Extracted data entries:
■ ■ ■ ■ ■ ■ ■

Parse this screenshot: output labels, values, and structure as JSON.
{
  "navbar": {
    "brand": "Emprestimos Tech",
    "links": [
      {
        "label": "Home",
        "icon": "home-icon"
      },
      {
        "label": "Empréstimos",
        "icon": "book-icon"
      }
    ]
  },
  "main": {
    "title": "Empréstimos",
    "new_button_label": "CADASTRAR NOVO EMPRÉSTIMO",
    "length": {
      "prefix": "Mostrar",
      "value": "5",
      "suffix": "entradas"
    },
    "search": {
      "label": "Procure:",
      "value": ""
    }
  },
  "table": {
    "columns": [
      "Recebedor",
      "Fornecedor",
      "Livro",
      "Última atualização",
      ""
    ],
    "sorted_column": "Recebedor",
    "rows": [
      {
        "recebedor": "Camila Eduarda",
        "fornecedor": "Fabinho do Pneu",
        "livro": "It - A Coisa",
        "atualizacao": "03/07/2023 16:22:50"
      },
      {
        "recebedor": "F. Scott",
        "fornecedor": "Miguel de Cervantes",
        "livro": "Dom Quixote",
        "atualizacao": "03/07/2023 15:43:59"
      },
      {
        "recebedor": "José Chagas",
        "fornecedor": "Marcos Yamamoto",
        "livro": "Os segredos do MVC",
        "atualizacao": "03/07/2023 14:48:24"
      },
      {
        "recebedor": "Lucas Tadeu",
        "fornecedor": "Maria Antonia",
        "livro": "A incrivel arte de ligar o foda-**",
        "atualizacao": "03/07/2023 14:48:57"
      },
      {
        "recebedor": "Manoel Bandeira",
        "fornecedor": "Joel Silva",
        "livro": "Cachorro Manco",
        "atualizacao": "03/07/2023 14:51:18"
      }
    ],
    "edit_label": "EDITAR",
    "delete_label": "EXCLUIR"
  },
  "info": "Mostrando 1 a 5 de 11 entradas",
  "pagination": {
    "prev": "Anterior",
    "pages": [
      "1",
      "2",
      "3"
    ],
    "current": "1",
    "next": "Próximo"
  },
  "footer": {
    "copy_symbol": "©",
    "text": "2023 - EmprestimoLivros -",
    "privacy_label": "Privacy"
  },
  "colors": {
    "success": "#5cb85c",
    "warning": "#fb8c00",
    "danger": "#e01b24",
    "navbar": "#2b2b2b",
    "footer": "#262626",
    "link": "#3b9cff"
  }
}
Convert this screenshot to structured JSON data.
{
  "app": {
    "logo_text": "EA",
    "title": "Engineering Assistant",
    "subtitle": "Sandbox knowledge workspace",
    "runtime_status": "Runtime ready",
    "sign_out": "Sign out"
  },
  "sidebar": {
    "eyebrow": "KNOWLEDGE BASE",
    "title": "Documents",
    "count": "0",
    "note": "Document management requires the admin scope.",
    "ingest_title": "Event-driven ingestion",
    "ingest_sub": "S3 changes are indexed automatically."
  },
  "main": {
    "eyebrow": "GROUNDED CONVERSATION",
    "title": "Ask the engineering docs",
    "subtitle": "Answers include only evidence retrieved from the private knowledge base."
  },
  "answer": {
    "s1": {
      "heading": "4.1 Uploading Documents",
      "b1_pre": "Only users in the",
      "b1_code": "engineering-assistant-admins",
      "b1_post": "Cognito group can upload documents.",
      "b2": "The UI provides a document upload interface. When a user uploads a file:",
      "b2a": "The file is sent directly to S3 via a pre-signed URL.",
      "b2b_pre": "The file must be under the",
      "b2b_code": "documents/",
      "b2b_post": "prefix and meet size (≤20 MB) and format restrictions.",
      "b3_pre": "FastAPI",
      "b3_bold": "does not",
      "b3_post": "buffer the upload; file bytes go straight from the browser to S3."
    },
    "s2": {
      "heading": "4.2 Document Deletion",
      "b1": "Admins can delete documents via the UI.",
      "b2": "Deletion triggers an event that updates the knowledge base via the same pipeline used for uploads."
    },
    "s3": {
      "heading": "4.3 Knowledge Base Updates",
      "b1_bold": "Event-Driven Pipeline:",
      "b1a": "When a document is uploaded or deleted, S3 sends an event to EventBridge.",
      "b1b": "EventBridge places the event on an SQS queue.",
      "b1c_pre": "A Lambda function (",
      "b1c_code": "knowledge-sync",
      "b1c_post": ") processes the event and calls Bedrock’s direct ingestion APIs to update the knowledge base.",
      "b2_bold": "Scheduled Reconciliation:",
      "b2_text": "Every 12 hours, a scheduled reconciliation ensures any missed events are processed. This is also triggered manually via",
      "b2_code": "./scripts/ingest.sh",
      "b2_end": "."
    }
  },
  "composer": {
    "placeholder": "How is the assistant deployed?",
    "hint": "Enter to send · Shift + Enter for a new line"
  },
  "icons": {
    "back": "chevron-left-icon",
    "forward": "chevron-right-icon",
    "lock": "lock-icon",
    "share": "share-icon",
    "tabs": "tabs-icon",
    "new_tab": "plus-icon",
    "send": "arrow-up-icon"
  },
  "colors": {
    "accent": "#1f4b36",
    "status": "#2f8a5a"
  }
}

■ ■ ■ ■ ■ ■ ■

AIM OF THE TASK:
Every record should be repeated exactly; please leave none out.

WRITTEN RESPONSE:
Parse this screenshot: output labels, values, and structure as JSON.
{
  "navbar": {
    "brand": "Emprestimos Tech",
    "links": [
      {
        "label": "Home",
        "icon": "home-icon"
      },
      {
        "label": "Empréstimos",
        "icon": "book-icon"
      }
    ]
  },
  "main": {
    "title": "Empréstimos",
    "new_button_label": "CADASTRAR NOVO EMPRÉSTIMO",
    "length": {
      "prefix": "Mostrar",
      "value": "5",
      "suffix": "entradas"
    },
    "search": {
      "label": "Procure:",
      "value": ""
    }
  },
  "table": {
    "columns": [
      "Recebedor",
      "Fornecedor",
      "Livro",
      "Última atualização",
      ""
    ],
    "sorted_column": "Recebedor",
    "rows": [
      {
        "recebedor": "Camila Eduarda",
        "fornecedor": "Fabinho do Pneu",
        "livro": "It - A Coisa",
        "atualizacao": "03/07/2023 16:22:50"
      },
      {
        "recebedor": "F. Scott",
        "fornecedor": "Miguel de Cervantes",
        "livro": "Dom Quixote",
        "atualizacao": "03/07/2023 15:43:59"
      },
      {
        "recebedor": "José Chagas",
        "fornecedor": "Marcos Yamamoto",
        "livro": "Os segredos do MVC",
        "atualizacao": "03/07/2023 14:48:24"
      },
      {
        "recebedor": "Lucas Tadeu",
        "fornecedor": "Maria Antonia",
        "livro": "A incrivel arte de ligar o foda-**",
        "atualizacao": "03/07/2023 14:48:57"
      },
      {
        "recebedor": "Manoel Bandeira",
        "fornecedor": "Joel Silva",
        "livro": "Cachorro Manco",
        "atualizacao": "03/07/2023 14:51:18"
      }
    ],
    "edit_label": "EDITAR",
    "delete_label": "EXCLUIR"
  },
  "info": "Mostrando 1 a 5 de 11 entradas",
  "pagination": {
    "prev": "Anterior",
    "pages": [
      "1",
      "2",
      "3"
    ],
    "current": "1",
    "next": "Próximo"
  },
  "footer": {
    "copy_symbol": "©",
    "text": "2023 - EmprestimoLivros -",
    "privacy_label": "Privacy"
  },
  "colors": {
    "success": "#5cb85c",
    "warning": "#fb8c00",
    "danger": "#e01b24",
    "navbar": "#2b2b2b",
    "footer": "#262626",
    "link": "#3b9cff"
  }
}
Convert this screenshot to structured JSON data.
{
  "app": {
    "logo_text": "EA",
    "title": "Engineering Assistant",
    "subtitle": "Sandbox knowledge workspace",
    "runtime_status": "Runtime ready",
    "sign_out": "Sign out"
  },
  "sidebar": {
    "eyebrow": "KNOWLEDGE BASE",
    "title": "Documents",
    "count": "0",
    "note": "Document management requires the admin scope.",
    "ingest_title": "Event-driven ingestion",
    "ingest_sub": "S3 changes are indexed automatically."
  },
  "main": {
    "eyebrow": "GROUNDED CONVERSATION",
    "title": "Ask the engineering docs",
    "subtitle": "Answers include only evidence retrieved from the private knowledge base."
  },
  "answer": {
    "s1": {
      "heading": "4.1 Uploading Documents",
      "b1_pre": "Only users in the",
      "b1_code": "engineering-assistant-admins",
      "b1_post": "Cognito group can upload documents.",
      "b2": "The UI provides a document upload interface. When a user uploads a file:",
      "b2a": "The file is sent directly to S3 via a pre-signed URL.",
      "b2b_pre": "The file must be under the",
      "b2b_code": "documents/",
      "b2b_post": "prefix and meet size (≤20 MB) and format restrictions.",
      "b3_pre": "FastAPI",
      "b3_bold": "does not",
      "b3_post": "buffer the upload; file bytes go straight from the browser to S3."
    },
    "s2": {
      "heading": "4.2 Document Deletion",
      "b1": "Admins can delete documents via the UI.",
      "b2": "Deletion triggers an event that updates the knowledge base via the same pipeline used for uploads."
    },
    "s3": {
      "heading": "4.3 Knowledge Base Updates",
      "b1_bold": "Event-Driven Pipeline:",
      "b1a": "When a document is uploaded or deleted, S3 sends an event to EventBridge.",
      "b1b": "EventBridge places the event on an SQS queue.",
      "b1c_pre": "A Lambda function (",
      "b1c_code": "knowledge-sync",
      "b1c_post": ") processes the event and calls Bedrock’s direct ingestion APIs to update the knowledge base.",
      "b2_bold": "Scheduled Reconciliation:",
      "b2_text": "Every 12 hours, a scheduled reconciliation ensures any missed events are processed. This is also triggered manually via",
      "b2_code": "./scripts/ingest.sh",
      "b2_end": "."
    }
  },
  "composer": {
    "placeholder": "How is the assistant deployed?",
    "hint": "Enter to send · Shift + Enter for a new line"
  },
  "icons": {
    "back": "chevron-left-icon",
    "forward": "chevron-right-icon",
    "lock": "lock-icon",
    "share": "share-icon",
    "tabs": "tabs-icon",
    "new_tab": "plus-icon",
    "send": "arrow-up-icon"
  },
  "colors": {
    "accent": "#1f4b36",
    "status": "#2f8a5a"
  }
}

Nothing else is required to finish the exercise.